START GIVEN ENTRIES
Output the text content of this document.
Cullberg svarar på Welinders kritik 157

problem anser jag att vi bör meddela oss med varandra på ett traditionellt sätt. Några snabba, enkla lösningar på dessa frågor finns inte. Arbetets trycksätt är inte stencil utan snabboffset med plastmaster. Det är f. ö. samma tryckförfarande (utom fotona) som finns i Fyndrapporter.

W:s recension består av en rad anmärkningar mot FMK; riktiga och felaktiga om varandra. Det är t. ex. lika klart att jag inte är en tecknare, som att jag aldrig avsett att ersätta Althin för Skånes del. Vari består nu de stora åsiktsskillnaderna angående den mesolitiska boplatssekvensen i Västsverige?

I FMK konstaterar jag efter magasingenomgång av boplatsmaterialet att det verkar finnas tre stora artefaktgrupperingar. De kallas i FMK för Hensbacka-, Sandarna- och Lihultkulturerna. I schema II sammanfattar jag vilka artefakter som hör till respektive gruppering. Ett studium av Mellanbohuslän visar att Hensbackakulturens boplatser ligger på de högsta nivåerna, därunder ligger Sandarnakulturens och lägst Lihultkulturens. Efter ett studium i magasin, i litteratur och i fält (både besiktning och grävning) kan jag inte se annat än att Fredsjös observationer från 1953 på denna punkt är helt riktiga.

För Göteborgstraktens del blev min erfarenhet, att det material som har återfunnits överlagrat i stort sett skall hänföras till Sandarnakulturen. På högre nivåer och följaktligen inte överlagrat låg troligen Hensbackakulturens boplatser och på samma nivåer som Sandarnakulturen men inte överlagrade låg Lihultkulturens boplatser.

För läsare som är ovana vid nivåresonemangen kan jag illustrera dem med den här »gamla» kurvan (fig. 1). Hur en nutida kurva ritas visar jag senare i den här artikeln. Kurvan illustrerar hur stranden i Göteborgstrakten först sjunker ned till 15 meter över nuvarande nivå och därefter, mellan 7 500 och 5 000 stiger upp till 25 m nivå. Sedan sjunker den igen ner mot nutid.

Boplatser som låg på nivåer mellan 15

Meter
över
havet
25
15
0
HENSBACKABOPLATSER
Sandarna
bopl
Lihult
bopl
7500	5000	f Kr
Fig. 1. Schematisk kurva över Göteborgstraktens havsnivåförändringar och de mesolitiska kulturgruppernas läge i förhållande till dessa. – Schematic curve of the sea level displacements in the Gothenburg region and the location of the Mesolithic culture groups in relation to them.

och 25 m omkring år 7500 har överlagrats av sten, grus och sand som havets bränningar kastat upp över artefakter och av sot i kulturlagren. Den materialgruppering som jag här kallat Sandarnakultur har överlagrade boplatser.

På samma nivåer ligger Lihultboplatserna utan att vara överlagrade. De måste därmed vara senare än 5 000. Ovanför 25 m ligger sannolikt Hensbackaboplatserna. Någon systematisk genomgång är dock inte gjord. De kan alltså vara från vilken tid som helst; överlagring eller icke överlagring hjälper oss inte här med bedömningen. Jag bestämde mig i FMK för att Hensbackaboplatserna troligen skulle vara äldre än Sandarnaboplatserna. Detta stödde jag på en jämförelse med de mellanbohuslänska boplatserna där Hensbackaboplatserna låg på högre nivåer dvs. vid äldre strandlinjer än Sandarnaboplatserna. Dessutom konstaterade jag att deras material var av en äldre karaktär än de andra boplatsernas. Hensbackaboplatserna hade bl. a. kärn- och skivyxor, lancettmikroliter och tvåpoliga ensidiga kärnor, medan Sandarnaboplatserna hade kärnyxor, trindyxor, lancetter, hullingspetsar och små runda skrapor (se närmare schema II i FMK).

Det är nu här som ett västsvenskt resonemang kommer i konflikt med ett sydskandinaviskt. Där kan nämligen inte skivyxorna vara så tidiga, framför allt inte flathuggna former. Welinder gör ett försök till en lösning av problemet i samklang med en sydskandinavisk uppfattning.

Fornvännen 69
END GIVEN ENTRIES
-- WORK INSTRUCTION --
A faithful copy of all the records is required.

-- EXERCISE SOLUTION --
Output the text content of this document.
Cullberg svarar på Welinders kritik 157

problem anser jag att vi bör meddela oss med varandra på ett traditionellt sätt. Några snabba, enkla lösningar på dessa frågor finns inte. Arbetets trycksätt är inte stencil utan snabboffset med plastmaster. Det är f. ö. samma tryckförfarande (utom fotona) som finns i Fyndrapporter.

W:s recension består av en rad anmärkningar mot FMK; riktiga och felaktiga om varandra. Det är t. ex. lika klart att jag inte är en tecknare, som att jag aldrig avsett att ersätta Althin för Skånes del. Vari består nu de stora åsiktsskillnaderna angående den mesolitiska boplatssekvensen i Västsverige?

I FMK konstaterar jag efter magasingenomgång av boplatsmaterialet att det verkar finnas tre stora artefaktgrupperingar. De kallas i FMK för Hensbacka-, Sandarna- och Lihultkulturerna. I schema II sammanfattar jag vilka artefakter som hör till respektive gruppering. Ett studium av Mellanbohuslän visar att Hensbackakulturens boplatser ligger på de högsta nivåerna, därunder ligger Sandarnakulturens och lägst Lihultkulturens. Efter ett studium i magasin, i litteratur och i fält (både besiktning och grävning) kan jag inte se annat än att Fredsjös observationer från 1953 på denna punkt är helt riktiga.

För Göteborgstraktens del blev min erfarenhet, att det material som har återfunnits överlagrat i stort sett skall hänföras till Sandarnakulturen. På högre nivåer och följaktligen inte överlagrat låg troligen Hensbackakulturens boplatser och på samma nivåer som Sandarnakulturen men inte överlagrade låg Lihultkulturens boplatser.

För läsare som är ovana vid nivåresonemangen kan jag illustrera dem med den här »gamla» kurvan (fig. 1). Hur en nutida kurva ritas visar jag senare i den här artikeln. Kurvan illustrerar hur stranden i Göteborgstrakten först sjunker ned till 15 meter över nuvarande nivå och därefter, mellan 7 500 och 5 000 stiger upp till 25 m nivå. Sedan sjunker den igen ner mot nutid.

Boplatser som låg på nivåer mellan 15

Meter
över
havet
25
15
0
HENSBACKABOPLATSER
Sandarna
bopl
Lihult
bopl
7500	5000	f Kr
Fig. 1. Schematisk kurva över Göteborgstraktens havsnivåförändringar och de mesolitiska kulturgruppernas läge i förhållande till dessa. – Schematic curve of the sea level displacements in the Gothenburg region and the location of the Mesolithic culture groups in relation to them.

och 25 m omkring år 7500 har överlagrats av sten, grus och sand som havets bränningar kastat upp över artefakter och av sot i kulturlagren. Den materialgruppering som jag här kallat Sandarnakultur har överlagrade boplatser.

På samma nivåer ligger Lihultboplatserna utan att vara överlagrade. De måste därmed vara senare än 5 000. Ovanför 25 m ligger sannolikt Hensbackaboplatserna. Någon systematisk genomgång är dock inte gjord. De kan alltså vara från vilken tid som helst; överlagring eller icke överlagring hjälper oss inte här med bedömningen. Jag bestämde mig i FMK för att Hensbackaboplatserna troligen skulle vara äldre än Sandarnaboplatserna. Detta stödde jag på en jämförelse med de mellanbohuslänska boplatserna där Hensbackaboplatserna låg på högre nivåer dvs. vid äldre strandlinjer än Sandarnaboplatserna. Dessutom konstaterade jag att deras material var av en äldre karaktär än de andra boplatsernas. Hensbackaboplatserna hade bl. a. kärn- och skivyxor, lancettmikroliter och tvåpoliga ensidiga kärnor, medan Sandarnaboplatserna hade kärnyxor, trindyxor, lancetter, hullingspetsar och små runda skrapor (se närmare schema II i FMK).

Det är nu här som ett västsvenskt resonemang kommer i konflikt med ett sydskandinaviskt. Där kan nämligen inte skivyxorna vara så tidiga, framför allt inte flathuggna former. Welinder gör ett försök till en lösning av problemet i samklang med en sydskandinavisk uppfattning.

Fornvännen 69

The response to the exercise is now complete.